— Begin GIVEN DATA —

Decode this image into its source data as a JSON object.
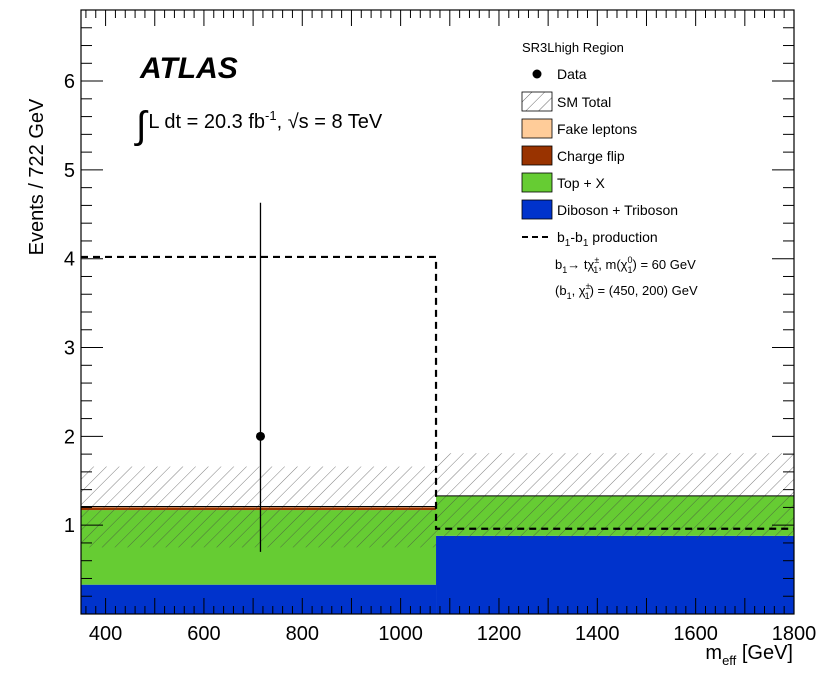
{
  "chart_data": {
    "type": "bar",
    "ylabel": "Events / 722 GeV",
    "xlabel_main": "m",
    "xlabel_sub": "eff",
    "xlabel_unit": " [GeV]",
    "xlim": [
      350,
      1800
    ],
    "ylim": [
      0,
      6.8
    ],
    "x_ticks": [
      400,
      600,
      800,
      1000,
      1200,
      1400,
      1600,
      1800
    ],
    "y_ticks": [
      1,
      2,
      3,
      4,
      5,
      6
    ],
    "bin_edges": [
      350,
      1072,
      1800
    ],
    "stack": [
      {
        "name": "Diboson + Triboson",
        "color": "#0033cc",
        "values": [
          0.33,
          0.88
        ]
      },
      {
        "name": "Top + X",
        "color": "#66cc33",
        "values": [
          0.84,
          0.45
        ]
      },
      {
        "name": "Charge flip",
        "color": "#993300",
        "values": [
          0.03,
          0.0
        ]
      },
      {
        "name": "Fake leptons",
        "color": "#ffcc99",
        "values": [
          0.01,
          0.0
        ]
      }
    ],
    "sm_total": {
      "name": "SM Total",
      "values": [
        1.21,
        1.33
      ],
      "unc_low": [
        0.75,
        0.85
      ],
      "unc_high": [
        1.66,
        1.81
      ]
    },
    "signal": {
      "values": [
        4.02,
        0.96
      ]
    },
    "data": {
      "name": "Data",
      "x": [
        715
      ],
      "y": [
        2
      ],
      "err_low": [
        0.7
      ],
      "err_high": [
        4.63
      ]
    },
    "region_label": "SR3Lhigh Region",
    "experiment_label": "ATLAS",
    "lumi_text": {
      "integral": "∫",
      "l_dt": "L dt = 20.3 fb",
      "fb_exp": "-1",
      "sep": ", ",
      "sqrt": "√s",
      "energy": " = 8 TeV"
    },
    "legend": {
      "data": "Data",
      "sm_total": "SM Total",
      "fake": "Fake leptons",
      "charge_flip": "Charge flip",
      "top_x": "Top + X",
      "diboson": "Diboson + Triboson",
      "signal_line1_a": "b",
      "signal_line1_sub1": "1",
      "signal_line1_dash": "-",
      "signal_line1_b": "b",
      "signal_line1_sub2": "1",
      "signal_line1_rest": " production",
      "signal_line2_a": "b",
      "signal_line2_sub": "1",
      "signal_line2_arrow": "→ tχ",
      "signal_line2_chi_sup": "±",
      "signal_line2_chi_sub": "1",
      "signal_line2_mass": ", m(χ",
      "signal_line2_mass_sup": "0",
      "signal_line2_mass_sub": "1",
      "signal_line2_end": ") = 60 GeV",
      "signal_line3_open": "(b",
      "signal_line3_sub": "1",
      "signal_line3_chi": ", χ",
      "signal_line3_chi_sup": "±",
      "signal_line3_chi_sub": "1",
      "signal_line3_end": ") = (450, 200) GeV"
    }
  }
}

— End GIVEN DATA —

* **WORK TO DO**
Every record must be copied exactly, with the pictures left out.

* **COMPLETE ANSWER**
Decode this image into its source data as a JSON object.
{
  "chart_data": {
    "type": "bar",
    "ylabel": "Events / 722 GeV",
    "xlabel_main": "m",
    "xlabel_sub": "eff",
    "xlabel_unit": " [GeV]",
    "xlim": [
      350,
      1800
    ],
    "ylim": [
      0,
      6.8
    ],
    "x_ticks": [
      400,
      600,
      800,
      1000,
      1200,
      1400,
      1600,
      1800
    ],
    "y_ticks": [
      1,
      2,
      3,
      4,
      5,
      6
    ],
    "bin_edges": [
      350,
      1072,
      1800
    ],
    "stack": [
      {
        "name": "Diboson + Triboson",
        "color": "#0033cc",
        "values": [
          0.33,
          0.88
        ]
      },
      {
        "name": "Top + X",
        "color": "#66cc33",
        "values": [
          0.84,
          0.45
        ]
      },
      {
        "name": "Charge flip",
        "color": "#993300",
        "values": [
          0.03,
          0.0
        ]
      },
      {
        "name": "Fake leptons",
        "color": "#ffcc99",
        "values": [
          0.01,
          0.0
        ]
      }
    ],
    "sm_total": {
      "name": "SM Total",
      "values": [
        1.21,
        1.33
      ],
      "unc_low": [
        0.75,
        0.85
      ],
      "unc_high": [
        1.66,
        1.81
      ]
    },
    "signal": {
      "values": [
        4.02,
        0.96
      ]
    },
    "data": {
      "name": "Data",
      "x": [
        715
      ],
      "y": [
        2
      ],
      "err_low": [
        0.7
      ],
      "err_high": [
        4.63
      ]
    },
    "region_label": "SR3Lhigh Region",
    "experiment_label": "ATLAS",
    "lumi_text": {
      "integral": "∫",
      "l_dt": "L dt = 20.3 fb",
      "fb_exp": "-1",
      "sep": ", ",
      "sqrt": "√s",
      "energy": " = 8 TeV"
    },
    "legend": {
      "data": "Data",
      "sm_total": "SM Total",
      "fake": "Fake leptons",
      "charge_flip": "Charge flip",
      "top_x": "Top + X",
      "diboson": "Diboson + Triboson",
      "signal_line1_a": "b",
      "signal_line1_sub1": "1",
      "signal_line1_dash": "-",
      "signal_line1_b": "b",
      "signal_line1_sub2": "1",
      "signal_line1_rest": " production",
      "signal_line2_a": "b",
      "signal_line2_sub": "1",
      "signal_line2_arrow": "→ tχ",
      "signal_line2_chi_sup": "±",
      "signal_line2_chi_sub": "1",
      "signal_line2_mass": ", m(χ",
      "signal_line2_mass_sup": "0",
      "signal_line2_mass_sub": "1",
      "signal_line2_end": ") = 60 GeV",
      "signal_line3_open": "(b",
      "signal_line3_sub": "1",
      "signal_line3_chi": ", χ",
      "signal_line3_chi_sup": "±",
      "signal_line3_chi_sub": "1",
      "signal_line3_end": ") = (450, 200) GeV"
    }
  }
}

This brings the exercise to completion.